START Exercise inputs

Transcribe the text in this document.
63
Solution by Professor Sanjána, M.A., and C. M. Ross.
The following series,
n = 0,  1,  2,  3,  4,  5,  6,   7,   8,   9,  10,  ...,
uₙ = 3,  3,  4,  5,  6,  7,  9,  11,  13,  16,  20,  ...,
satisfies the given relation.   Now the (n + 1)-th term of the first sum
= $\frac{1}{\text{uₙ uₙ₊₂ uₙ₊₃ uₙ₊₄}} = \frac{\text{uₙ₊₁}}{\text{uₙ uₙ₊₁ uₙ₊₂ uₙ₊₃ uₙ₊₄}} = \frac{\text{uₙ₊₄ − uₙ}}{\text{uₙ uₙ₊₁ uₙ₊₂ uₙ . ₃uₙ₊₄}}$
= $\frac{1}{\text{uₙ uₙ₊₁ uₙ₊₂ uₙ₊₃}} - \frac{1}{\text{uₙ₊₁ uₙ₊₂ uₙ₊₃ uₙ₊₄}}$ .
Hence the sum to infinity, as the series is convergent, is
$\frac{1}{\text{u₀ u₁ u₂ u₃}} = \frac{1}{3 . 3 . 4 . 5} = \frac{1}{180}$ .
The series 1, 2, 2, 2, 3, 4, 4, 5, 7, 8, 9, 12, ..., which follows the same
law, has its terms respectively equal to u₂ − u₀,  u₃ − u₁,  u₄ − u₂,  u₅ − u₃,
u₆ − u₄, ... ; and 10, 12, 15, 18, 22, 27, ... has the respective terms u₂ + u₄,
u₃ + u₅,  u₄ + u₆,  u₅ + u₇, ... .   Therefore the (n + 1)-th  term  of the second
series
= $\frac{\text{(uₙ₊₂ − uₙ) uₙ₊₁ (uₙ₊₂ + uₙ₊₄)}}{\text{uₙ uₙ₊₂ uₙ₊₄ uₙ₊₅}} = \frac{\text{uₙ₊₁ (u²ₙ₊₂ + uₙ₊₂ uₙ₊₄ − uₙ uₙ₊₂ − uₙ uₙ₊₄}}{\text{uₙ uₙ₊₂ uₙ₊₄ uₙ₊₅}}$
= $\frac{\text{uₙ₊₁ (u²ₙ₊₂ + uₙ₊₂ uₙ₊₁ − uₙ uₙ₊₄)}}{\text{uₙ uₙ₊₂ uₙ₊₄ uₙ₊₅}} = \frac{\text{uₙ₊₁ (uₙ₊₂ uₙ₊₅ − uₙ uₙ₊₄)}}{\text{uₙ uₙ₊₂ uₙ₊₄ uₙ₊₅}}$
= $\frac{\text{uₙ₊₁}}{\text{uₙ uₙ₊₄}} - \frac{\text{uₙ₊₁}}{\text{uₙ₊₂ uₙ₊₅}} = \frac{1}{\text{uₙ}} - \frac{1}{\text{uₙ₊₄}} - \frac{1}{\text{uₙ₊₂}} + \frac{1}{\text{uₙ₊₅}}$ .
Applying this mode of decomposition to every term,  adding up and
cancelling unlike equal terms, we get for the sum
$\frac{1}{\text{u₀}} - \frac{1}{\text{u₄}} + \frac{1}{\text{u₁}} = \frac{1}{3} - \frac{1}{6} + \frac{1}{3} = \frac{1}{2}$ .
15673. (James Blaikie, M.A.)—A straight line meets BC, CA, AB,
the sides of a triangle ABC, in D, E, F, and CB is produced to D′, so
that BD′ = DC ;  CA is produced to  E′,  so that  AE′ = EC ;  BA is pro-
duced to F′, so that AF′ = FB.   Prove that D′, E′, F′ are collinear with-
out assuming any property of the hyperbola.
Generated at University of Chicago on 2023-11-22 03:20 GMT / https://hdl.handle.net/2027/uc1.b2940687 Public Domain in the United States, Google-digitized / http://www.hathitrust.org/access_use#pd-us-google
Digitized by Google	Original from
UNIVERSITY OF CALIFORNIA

END Exercise inputs

▶ **Stated exercise**
Copy every line that includes the string "equal" from the material above.

▶ **Full response**
law, has its terms respectively equal to u₂ − u₀,  u₃ − u₁,  u₄ − u₂,  u₅ − u₃,
cancelling unlike equal terms, we get for the sum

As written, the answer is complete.